(Collected data entries)
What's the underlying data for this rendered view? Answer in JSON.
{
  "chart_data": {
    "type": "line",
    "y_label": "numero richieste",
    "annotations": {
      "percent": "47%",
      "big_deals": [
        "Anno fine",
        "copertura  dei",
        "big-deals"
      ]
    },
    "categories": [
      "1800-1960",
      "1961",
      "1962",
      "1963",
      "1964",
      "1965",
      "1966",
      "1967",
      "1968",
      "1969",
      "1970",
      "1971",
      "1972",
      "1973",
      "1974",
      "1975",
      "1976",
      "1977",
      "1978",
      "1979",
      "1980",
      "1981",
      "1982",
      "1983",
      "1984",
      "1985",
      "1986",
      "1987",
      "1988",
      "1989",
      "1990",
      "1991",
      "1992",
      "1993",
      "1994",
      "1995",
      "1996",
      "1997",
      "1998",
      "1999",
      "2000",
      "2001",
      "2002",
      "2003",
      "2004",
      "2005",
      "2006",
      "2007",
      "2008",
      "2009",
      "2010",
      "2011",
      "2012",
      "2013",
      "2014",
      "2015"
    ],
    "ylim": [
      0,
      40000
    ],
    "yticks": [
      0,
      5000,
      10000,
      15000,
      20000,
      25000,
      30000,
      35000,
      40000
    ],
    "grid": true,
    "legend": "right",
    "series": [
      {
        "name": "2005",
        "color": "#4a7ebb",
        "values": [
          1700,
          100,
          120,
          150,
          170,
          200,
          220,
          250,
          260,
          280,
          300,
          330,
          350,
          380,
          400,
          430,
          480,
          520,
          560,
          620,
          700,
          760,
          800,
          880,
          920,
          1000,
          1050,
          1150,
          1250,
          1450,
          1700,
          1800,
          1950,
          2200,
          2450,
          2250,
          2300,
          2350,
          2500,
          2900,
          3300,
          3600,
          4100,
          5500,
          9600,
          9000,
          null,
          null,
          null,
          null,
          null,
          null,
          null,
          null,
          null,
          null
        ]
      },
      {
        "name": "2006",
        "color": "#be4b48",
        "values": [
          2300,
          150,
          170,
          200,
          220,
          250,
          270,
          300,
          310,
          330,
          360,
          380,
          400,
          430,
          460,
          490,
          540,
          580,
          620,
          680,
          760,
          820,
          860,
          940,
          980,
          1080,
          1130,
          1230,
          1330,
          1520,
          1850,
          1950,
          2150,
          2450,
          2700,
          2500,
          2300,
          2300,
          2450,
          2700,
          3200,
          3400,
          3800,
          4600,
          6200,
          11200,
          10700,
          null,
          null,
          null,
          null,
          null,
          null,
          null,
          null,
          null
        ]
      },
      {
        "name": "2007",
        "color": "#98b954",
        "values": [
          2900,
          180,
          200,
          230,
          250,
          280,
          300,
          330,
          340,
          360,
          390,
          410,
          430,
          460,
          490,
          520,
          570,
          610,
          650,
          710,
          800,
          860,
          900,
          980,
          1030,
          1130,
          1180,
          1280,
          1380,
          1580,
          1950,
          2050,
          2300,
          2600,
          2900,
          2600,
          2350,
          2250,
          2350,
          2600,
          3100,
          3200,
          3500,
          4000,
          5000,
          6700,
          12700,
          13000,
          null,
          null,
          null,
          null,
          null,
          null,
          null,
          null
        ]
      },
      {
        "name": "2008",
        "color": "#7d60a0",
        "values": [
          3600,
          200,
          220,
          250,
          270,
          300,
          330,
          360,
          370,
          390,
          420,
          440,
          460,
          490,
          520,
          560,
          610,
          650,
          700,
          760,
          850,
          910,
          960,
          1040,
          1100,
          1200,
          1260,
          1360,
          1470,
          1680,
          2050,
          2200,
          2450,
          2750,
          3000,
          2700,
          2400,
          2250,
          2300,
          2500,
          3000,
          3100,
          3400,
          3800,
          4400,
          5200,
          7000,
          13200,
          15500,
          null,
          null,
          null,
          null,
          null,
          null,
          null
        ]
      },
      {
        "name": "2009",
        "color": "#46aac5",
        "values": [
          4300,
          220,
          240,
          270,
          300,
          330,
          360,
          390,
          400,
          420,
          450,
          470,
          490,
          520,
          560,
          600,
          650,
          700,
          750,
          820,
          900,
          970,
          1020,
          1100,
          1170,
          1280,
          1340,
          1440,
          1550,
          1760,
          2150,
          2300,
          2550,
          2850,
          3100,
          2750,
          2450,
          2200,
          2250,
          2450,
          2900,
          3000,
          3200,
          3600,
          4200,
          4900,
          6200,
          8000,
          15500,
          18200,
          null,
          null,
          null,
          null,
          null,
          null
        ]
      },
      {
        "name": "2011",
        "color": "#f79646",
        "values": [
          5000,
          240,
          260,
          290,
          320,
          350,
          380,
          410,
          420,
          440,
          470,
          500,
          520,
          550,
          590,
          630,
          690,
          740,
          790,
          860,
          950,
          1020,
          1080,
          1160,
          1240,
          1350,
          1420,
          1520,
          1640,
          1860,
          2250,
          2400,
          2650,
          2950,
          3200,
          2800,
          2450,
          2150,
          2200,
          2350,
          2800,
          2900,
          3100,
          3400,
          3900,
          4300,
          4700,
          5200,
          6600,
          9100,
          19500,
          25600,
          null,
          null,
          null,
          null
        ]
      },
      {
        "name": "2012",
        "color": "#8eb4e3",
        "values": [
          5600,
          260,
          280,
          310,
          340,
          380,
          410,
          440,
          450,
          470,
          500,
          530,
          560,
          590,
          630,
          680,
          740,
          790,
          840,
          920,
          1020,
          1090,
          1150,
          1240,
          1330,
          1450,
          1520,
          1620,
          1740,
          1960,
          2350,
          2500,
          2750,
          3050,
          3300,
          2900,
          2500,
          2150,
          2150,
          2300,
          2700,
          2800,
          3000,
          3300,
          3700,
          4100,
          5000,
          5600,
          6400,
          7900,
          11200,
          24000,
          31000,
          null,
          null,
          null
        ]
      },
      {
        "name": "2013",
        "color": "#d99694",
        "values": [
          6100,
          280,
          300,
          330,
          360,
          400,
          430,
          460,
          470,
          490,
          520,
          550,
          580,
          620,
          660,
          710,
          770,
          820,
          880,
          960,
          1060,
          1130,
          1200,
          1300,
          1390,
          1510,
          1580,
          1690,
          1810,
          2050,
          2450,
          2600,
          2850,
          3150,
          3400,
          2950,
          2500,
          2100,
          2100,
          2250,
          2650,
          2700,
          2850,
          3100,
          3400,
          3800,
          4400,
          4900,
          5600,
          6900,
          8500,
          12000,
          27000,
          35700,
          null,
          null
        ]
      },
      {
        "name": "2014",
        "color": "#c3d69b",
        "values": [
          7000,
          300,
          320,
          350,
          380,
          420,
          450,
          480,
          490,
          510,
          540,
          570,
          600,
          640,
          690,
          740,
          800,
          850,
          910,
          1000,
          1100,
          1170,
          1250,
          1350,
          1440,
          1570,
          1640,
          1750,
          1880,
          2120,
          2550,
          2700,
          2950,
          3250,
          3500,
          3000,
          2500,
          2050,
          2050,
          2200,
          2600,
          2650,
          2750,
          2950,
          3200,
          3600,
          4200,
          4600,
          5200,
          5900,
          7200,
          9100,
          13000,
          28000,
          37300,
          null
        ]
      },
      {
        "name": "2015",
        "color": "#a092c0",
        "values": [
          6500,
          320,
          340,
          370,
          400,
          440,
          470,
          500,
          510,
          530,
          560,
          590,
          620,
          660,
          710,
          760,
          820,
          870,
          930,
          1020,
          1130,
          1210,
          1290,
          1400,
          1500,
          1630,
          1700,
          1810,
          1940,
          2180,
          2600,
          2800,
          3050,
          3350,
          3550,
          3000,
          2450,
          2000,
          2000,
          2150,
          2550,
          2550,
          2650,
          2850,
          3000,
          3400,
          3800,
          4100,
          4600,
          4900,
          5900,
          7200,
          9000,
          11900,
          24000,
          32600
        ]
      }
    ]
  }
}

▶ _Instructions to follow_:
From the entries above, copy out every line where the string "name" appears.

▶ _Result below_:
        "name": "2005",
        "name": "2006",
        "name": "2007",
        "name": "2008",
        "name": "2009",
        "name": "2011",
        "name": "2012",
        "name": "2013",
        "name": "2014",
        "name": "2015",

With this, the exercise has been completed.